Transcribe every line exactly and omit anything that is a picture.

- - -

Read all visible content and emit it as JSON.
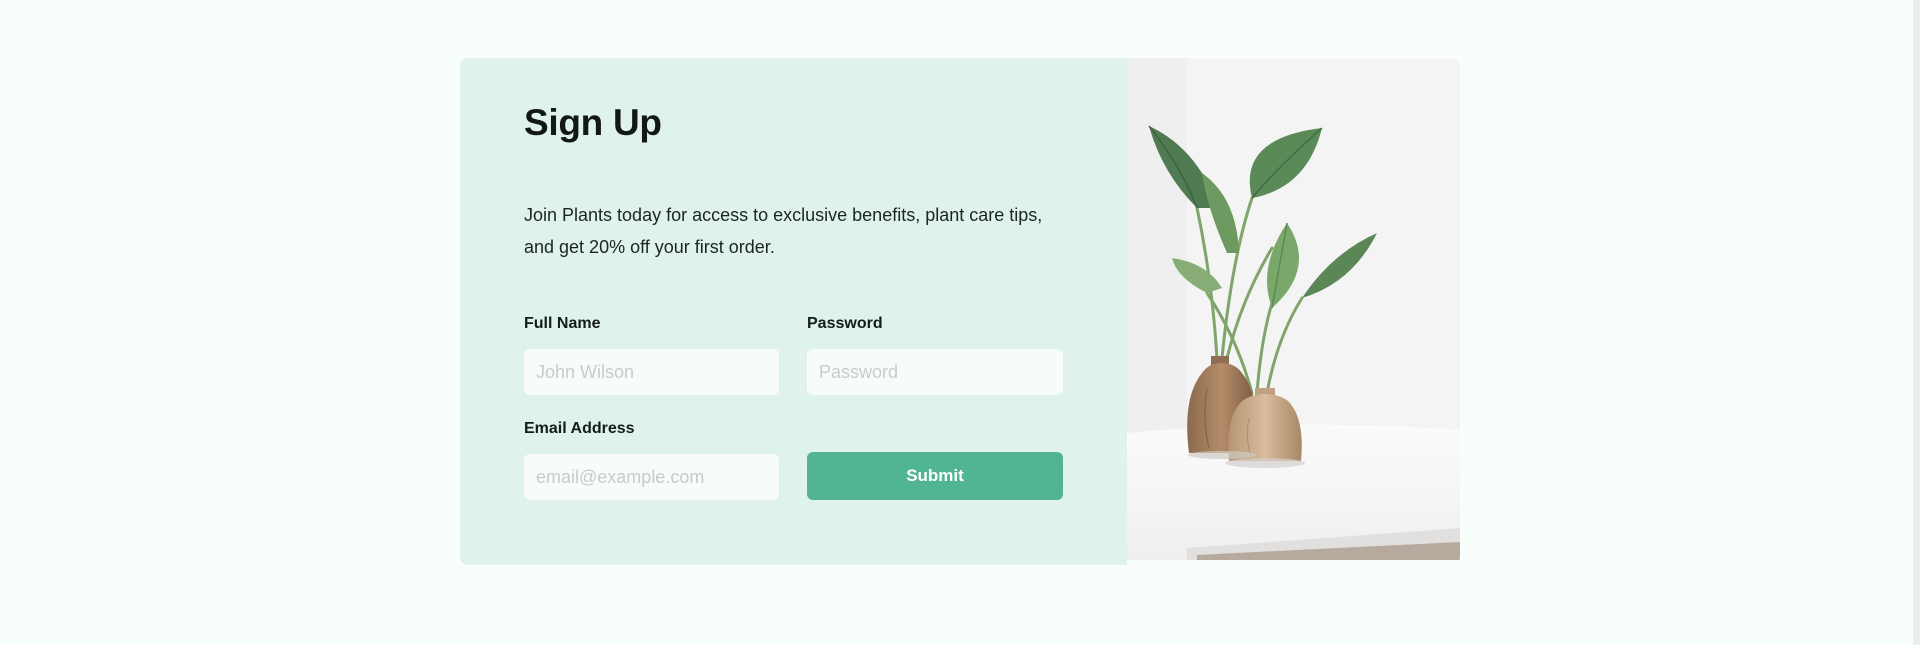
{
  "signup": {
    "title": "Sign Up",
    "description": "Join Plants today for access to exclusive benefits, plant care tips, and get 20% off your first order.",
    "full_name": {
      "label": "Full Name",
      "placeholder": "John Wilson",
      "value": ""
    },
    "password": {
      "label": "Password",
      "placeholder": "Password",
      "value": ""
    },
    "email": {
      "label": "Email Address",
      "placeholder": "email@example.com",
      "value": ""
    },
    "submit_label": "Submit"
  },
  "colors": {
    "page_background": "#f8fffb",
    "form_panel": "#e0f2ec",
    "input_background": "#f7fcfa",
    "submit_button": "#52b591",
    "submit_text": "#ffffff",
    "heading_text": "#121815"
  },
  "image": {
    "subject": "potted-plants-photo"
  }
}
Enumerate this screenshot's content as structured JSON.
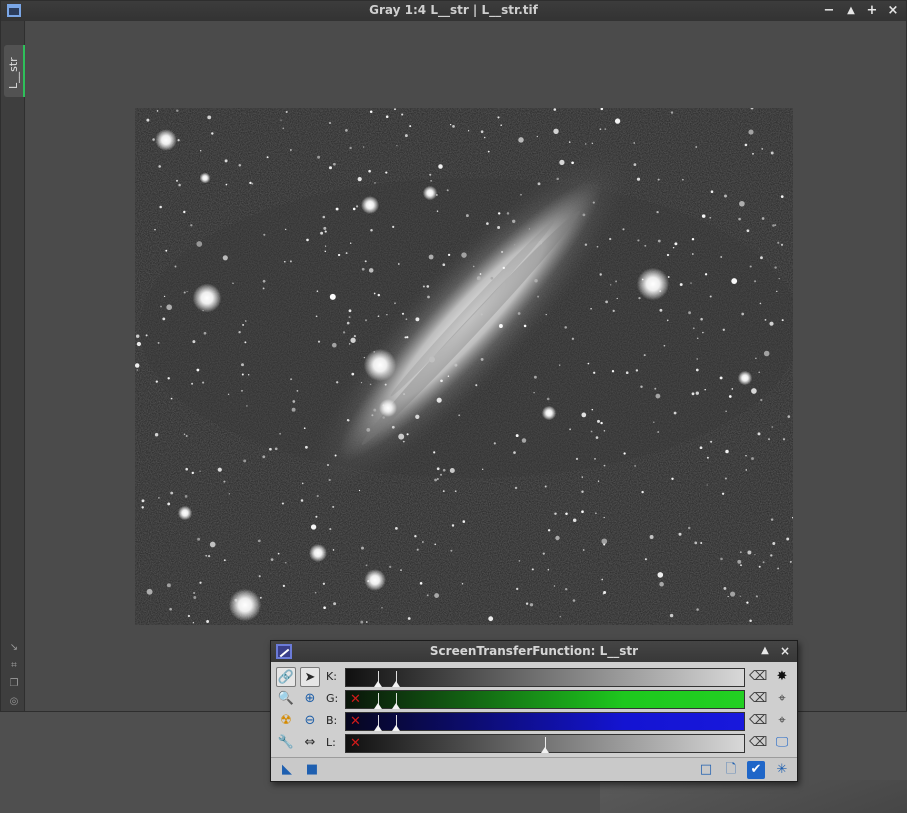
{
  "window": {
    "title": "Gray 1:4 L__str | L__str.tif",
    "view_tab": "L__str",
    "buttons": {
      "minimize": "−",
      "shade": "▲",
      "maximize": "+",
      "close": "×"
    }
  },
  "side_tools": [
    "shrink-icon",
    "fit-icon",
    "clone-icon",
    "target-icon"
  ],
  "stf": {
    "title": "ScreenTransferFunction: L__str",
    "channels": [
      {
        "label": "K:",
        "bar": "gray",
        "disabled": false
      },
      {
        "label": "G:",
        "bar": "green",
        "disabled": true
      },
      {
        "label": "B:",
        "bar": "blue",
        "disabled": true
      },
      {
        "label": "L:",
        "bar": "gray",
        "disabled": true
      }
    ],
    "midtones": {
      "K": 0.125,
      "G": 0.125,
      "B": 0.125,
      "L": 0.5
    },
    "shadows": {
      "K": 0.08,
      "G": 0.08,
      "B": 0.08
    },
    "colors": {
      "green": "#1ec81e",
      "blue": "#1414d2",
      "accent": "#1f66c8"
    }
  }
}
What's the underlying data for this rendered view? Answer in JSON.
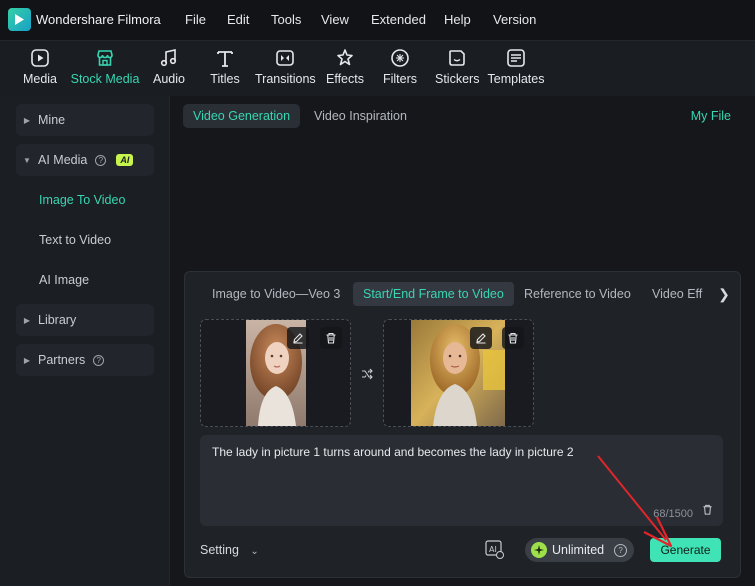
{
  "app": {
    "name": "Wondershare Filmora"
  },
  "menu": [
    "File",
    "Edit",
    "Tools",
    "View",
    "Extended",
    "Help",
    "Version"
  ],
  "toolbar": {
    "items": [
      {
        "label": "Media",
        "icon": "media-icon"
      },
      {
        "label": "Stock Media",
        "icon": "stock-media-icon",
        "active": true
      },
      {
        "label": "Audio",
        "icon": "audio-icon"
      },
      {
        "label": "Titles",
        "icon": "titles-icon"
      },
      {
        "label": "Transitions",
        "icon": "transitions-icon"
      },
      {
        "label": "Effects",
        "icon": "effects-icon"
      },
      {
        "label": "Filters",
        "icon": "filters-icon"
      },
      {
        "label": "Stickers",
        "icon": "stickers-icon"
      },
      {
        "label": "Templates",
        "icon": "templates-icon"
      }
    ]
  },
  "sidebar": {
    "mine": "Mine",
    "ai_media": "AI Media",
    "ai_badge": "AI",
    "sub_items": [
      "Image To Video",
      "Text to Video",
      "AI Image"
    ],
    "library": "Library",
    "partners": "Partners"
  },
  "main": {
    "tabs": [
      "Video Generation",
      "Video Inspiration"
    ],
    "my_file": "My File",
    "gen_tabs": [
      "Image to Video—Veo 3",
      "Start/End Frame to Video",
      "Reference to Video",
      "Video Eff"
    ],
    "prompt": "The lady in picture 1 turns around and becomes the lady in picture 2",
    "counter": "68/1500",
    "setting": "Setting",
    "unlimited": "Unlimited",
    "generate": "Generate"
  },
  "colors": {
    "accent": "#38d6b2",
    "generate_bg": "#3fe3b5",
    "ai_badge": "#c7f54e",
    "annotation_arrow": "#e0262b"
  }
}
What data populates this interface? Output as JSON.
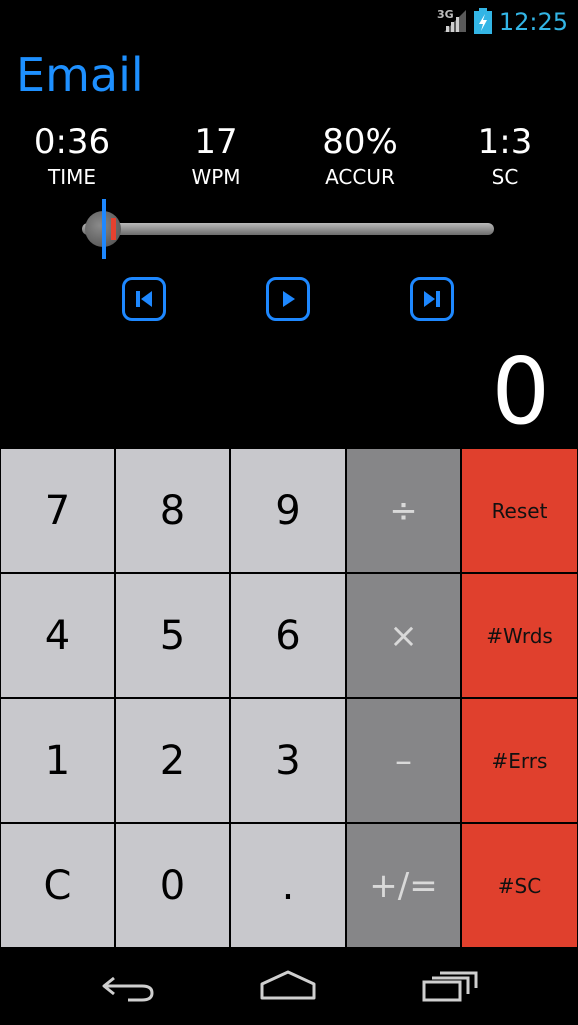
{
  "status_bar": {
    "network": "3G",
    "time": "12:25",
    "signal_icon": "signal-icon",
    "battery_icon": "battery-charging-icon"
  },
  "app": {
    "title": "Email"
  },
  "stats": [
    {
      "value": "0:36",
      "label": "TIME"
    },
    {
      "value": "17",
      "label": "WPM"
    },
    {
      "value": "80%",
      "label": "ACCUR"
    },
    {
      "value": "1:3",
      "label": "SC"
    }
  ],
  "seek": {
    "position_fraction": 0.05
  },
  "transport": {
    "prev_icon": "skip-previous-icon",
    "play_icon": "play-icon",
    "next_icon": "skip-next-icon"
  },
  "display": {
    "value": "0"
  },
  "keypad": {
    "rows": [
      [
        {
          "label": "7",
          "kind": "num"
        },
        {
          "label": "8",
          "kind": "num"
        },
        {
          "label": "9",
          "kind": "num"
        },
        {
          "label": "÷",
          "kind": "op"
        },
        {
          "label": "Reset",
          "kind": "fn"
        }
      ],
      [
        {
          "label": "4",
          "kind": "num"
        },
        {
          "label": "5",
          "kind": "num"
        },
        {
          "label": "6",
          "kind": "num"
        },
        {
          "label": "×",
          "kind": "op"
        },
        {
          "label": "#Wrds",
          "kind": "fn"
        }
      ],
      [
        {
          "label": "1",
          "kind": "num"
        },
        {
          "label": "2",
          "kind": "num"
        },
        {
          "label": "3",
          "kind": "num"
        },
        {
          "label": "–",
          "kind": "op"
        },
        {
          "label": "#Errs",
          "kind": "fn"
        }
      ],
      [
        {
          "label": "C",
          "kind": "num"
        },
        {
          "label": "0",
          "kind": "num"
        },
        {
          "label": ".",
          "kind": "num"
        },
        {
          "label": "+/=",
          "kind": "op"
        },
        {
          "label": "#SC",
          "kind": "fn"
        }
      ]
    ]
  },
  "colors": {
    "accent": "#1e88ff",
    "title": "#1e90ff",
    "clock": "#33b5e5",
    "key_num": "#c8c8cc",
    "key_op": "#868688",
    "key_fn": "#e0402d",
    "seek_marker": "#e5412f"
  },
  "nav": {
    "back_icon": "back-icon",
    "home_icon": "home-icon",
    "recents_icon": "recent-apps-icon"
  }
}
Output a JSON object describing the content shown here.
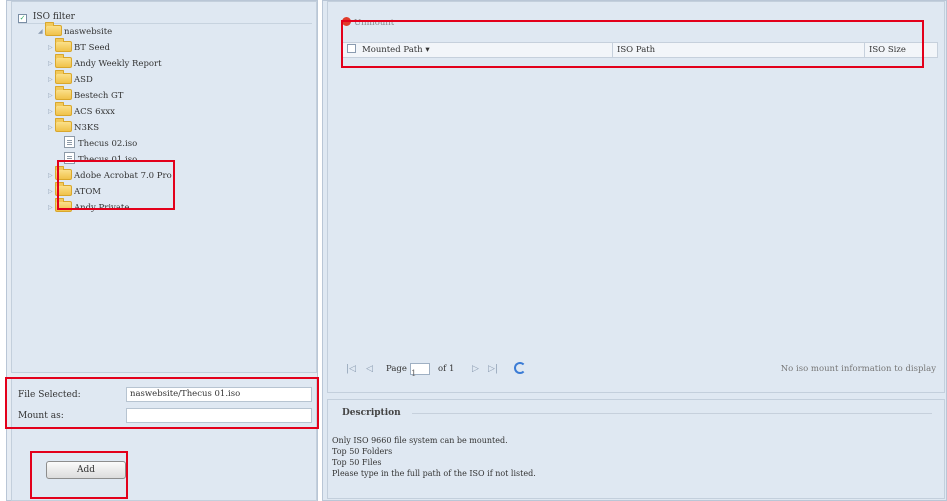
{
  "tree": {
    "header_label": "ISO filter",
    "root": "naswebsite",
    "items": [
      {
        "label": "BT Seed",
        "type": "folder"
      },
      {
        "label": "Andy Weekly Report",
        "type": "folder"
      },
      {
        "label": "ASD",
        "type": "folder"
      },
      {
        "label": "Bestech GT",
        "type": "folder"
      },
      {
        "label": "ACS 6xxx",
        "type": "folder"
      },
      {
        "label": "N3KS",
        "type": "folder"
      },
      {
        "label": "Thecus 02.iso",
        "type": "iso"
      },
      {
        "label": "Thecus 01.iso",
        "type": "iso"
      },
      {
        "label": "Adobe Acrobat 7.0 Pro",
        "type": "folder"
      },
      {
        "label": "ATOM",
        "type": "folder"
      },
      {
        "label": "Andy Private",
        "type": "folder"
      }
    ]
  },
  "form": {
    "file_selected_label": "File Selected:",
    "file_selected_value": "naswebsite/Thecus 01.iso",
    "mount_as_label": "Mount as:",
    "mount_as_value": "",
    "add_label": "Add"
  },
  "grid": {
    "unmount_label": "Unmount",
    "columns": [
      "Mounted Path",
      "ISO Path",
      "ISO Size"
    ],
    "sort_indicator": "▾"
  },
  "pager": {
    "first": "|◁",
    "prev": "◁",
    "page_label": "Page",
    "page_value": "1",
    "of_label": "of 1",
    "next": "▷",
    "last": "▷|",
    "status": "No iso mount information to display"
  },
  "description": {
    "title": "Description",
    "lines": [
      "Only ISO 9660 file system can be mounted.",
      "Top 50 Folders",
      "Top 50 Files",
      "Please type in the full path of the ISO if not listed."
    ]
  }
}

- - -

▶ Output below
Read all visible content and emit it as JSON.
{
  "signup": {
    "title": "Sign Up",
    "description": "Join Plants today for access to exclusive benefits, plant care tips, and get 20% off your first order.",
    "full_name": {
      "label": "Full Name",
      "placeholder": "John Wilson",
      "value": ""
    },
    "password": {
      "label": "Password",
      "placeholder": "Password",
      "value": ""
    },
    "email": {
      "label": "Email Address",
      "placeholder": "email@example.com",
      "value": ""
    },
    "submit_label": "Submit"
  },
  "colors": {
    "page_background": "#f8fffb",
    "form_panel": "#e0f2ec",
    "input_background": "#f7fcfa",
    "submit_button": "#52b591",
    "submit_text": "#ffffff",
    "heading_text": "#121815"
  },
  "image": {
    "subject": "potted-plants-photo"
  }
}
Enumerate this screenshot's content as structured JSON.
{
  "window": {
    "title": "Gray 1:4 L__str | L__str.tif",
    "view_tab": "L__str",
    "buttons": {
      "minimize": "−",
      "shade": "▲",
      "maximize": "+",
      "close": "×"
    }
  },
  "side_tools": [
    "shrink-icon",
    "fit-icon",
    "clone-icon",
    "target-icon"
  ],
  "stf": {
    "title": "ScreenTransferFunction: L__str",
    "channels": [
      {
        "label": "K:",
        "bar": "gray",
        "disabled": false
      },
      {
        "label": "G:",
        "bar": "green",
        "disabled": true
      },
      {
        "label": "B:",
        "bar": "blue",
        "disabled": true
      },
      {
        "label": "L:",
        "bar": "gray",
        "disabled": true
      }
    ],
    "midtones": {
      "K": 0.125,
      "G": 0.125,
      "B": 0.125,
      "L": 0.5
    },
    "shadows": {
      "K": 0.08,
      "G": 0.08,
      "B": 0.08
    },
    "colors": {
      "green": "#1ec81e",
      "blue": "#1414d2",
      "accent": "#1f66c8"
    }
  }
}
What's the underlying data for this rendered view? Answer in JSON.
{
  "app": {
    "name": "Wondershare Filmora"
  },
  "menu": [
    "File",
    "Edit",
    "Tools",
    "View",
    "Extended",
    "Help",
    "Version"
  ],
  "toolbar": {
    "items": [
      {
        "label": "Media",
        "icon": "media-icon"
      },
      {
        "label": "Stock Media",
        "icon": "stock-media-icon",
        "active": true
      },
      {
        "label": "Audio",
        "icon": "audio-icon"
      },
      {
        "label": "Titles",
        "icon": "titles-icon"
      },
      {
        "label": "Transitions",
        "icon": "transitions-icon"
      },
      {
        "label": "Effects",
        "icon": "effects-icon"
      },
      {
        "label": "Filters",
        "icon": "filters-icon"
      },
      {
        "label": "Stickers",
        "icon": "stickers-icon"
      },
      {
        "label": "Templates",
        "icon": "templates-icon"
      }
    ]
  },
  "sidebar": {
    "mine": "Mine",
    "ai_media": "AI Media",
    "ai_badge": "AI",
    "sub_items": [
      "Image To Video",
      "Text to Video",
      "AI Image"
    ],
    "library": "Library",
    "partners": "Partners"
  },
  "main": {
    "tabs": [
      "Video Generation",
      "Video Inspiration"
    ],
    "my_file": "My File",
    "gen_tabs": [
      "Image to Video—Veo 3",
      "Start/End Frame to Video",
      "Reference to Video",
      "Video Eff"
    ],
    "prompt": "The lady in picture 1 turns around and becomes the lady in picture 2",
    "counter": "68/1500",
    "setting": "Setting",
    "unlimited": "Unlimited",
    "generate": "Generate"
  },
  "colors": {
    "accent": "#38d6b2",
    "generate_bg": "#3fe3b5",
    "ai_badge": "#c7f54e",
    "annotation_arrow": "#e0262b"
  }
}
What data populates this interface? Output as JSON.
{
  "status_bar": {
    "network": "3G",
    "time": "12:25",
    "signal_icon": "signal-icon",
    "battery_icon": "battery-charging-icon"
  },
  "app": {
    "title": "Email"
  },
  "stats": [
    {
      "value": "0:36",
      "label": "TIME"
    },
    {
      "value": "17",
      "label": "WPM"
    },
    {
      "value": "80%",
      "label": "ACCUR"
    },
    {
      "value": "1:3",
      "label": "SC"
    }
  ],
  "seek": {
    "position_fraction": 0.05
  },
  "transport": {
    "prev_icon": "skip-previous-icon",
    "play_icon": "play-icon",
    "next_icon": "skip-next-icon"
  },
  "display": {
    "value": "0"
  },
  "keypad": {
    "rows": [
      [
        {
          "label": "7",
          "kind": "num"
        },
        {
          "label": "8",
          "kind": "num"
        },
        {
          "label": "9",
          "kind": "num"
        },
        {
          "label": "÷",
          "kind": "op"
        },
        {
          "label": "Reset",
          "kind": "fn"
        }
      ],
      [
        {
          "label": "4",
          "kind": "num"
        },
        {
          "label": "5",
          "kind": "num"
        },
        {
          "label": "6",
          "kind": "num"
        },
        {
          "label": "×",
          "kind": "op"
        },
        {
          "label": "#Wrds",
          "kind": "fn"
        }
      ],
      [
        {
          "label": "1",
          "kind": "num"
        },
        {
          "label": "2",
          "kind": "num"
        },
        {
          "label": "3",
          "kind": "num"
        },
        {
          "label": "–",
          "kind": "op"
        },
        {
          "label": "#Errs",
          "kind": "fn"
        }
      ],
      [
        {
          "label": "C",
          "kind": "num"
        },
        {
          "label": "0",
          "kind": "num"
        },
        {
          "label": ".",
          "kind": "num"
        },
        {
          "label": "+/=",
          "kind": "op"
        },
        {
          "label": "#SC",
          "kind": "fn"
        }
      ]
    ]
  },
  "colors": {
    "accent": "#1e88ff",
    "title": "#1e90ff",
    "clock": "#33b5e5",
    "key_num": "#c8c8cc",
    "key_op": "#868688",
    "key_fn": "#e0402d",
    "seek_marker": "#e5412f"
  },
  "nav": {
    "back_icon": "back-icon",
    "home_icon": "home-icon",
    "recents_icon": "recent-apps-icon"
  }
}
Output a JSON object describing the content shown here.
{
  "tree": {
    "header_label": "ISO filter",
    "root": "naswebsite",
    "items": [
      {
        "label": "BT Seed",
        "type": "folder"
      },
      {
        "label": "Andy Weekly Report",
        "type": "folder"
      },
      {
        "label": "ASD",
        "type": "folder"
      },
      {
        "label": "Bestech GT",
        "type": "folder"
      },
      {
        "label": "ACS 6xxx",
        "type": "folder"
      },
      {
        "label": "N3KS",
        "type": "folder"
      },
      {
        "label": "Thecus 02.iso",
        "type": "iso"
      },
      {
        "label": "Thecus 01.iso",
        "type": "iso"
      },
      {
        "label": "Adobe Acrobat 7.0 Pro",
        "type": "folder"
      },
      {
        "label": "ATOM",
        "type": "folder"
      },
      {
        "label": "Andy Private",
        "type": "folder"
      }
    ]
  },
  "form": {
    "file_selected_label": "File Selected:",
    "file_selected_value": "naswebsite/Thecus 01.iso",
    "mount_as_label": "Mount as:",
    "mount_as_value": "",
    "add_label": "Add"
  },
  "grid": {
    "unmount_label": "Unmount",
    "columns": [
      "Mounted Path",
      "ISO Path",
      "ISO Size"
    ],
    "sort_indicator": "▾"
  },
  "pager": {
    "first": "|◁",
    "prev": "◁",
    "page_label": "Page",
    "page_value": "1",
    "of_label": "of 1",
    "next": "▷",
    "last": "▷|",
    "status": "No iso mount information to display"
  },
  "description": {
    "title": "Description",
    "lines": [
      "Only ISO 9660 file system can be mounted.",
      "Top 50 Folders",
      "Top 50 Files",
      "Please type in the full path of the ISO if not listed."
    ]
  }
}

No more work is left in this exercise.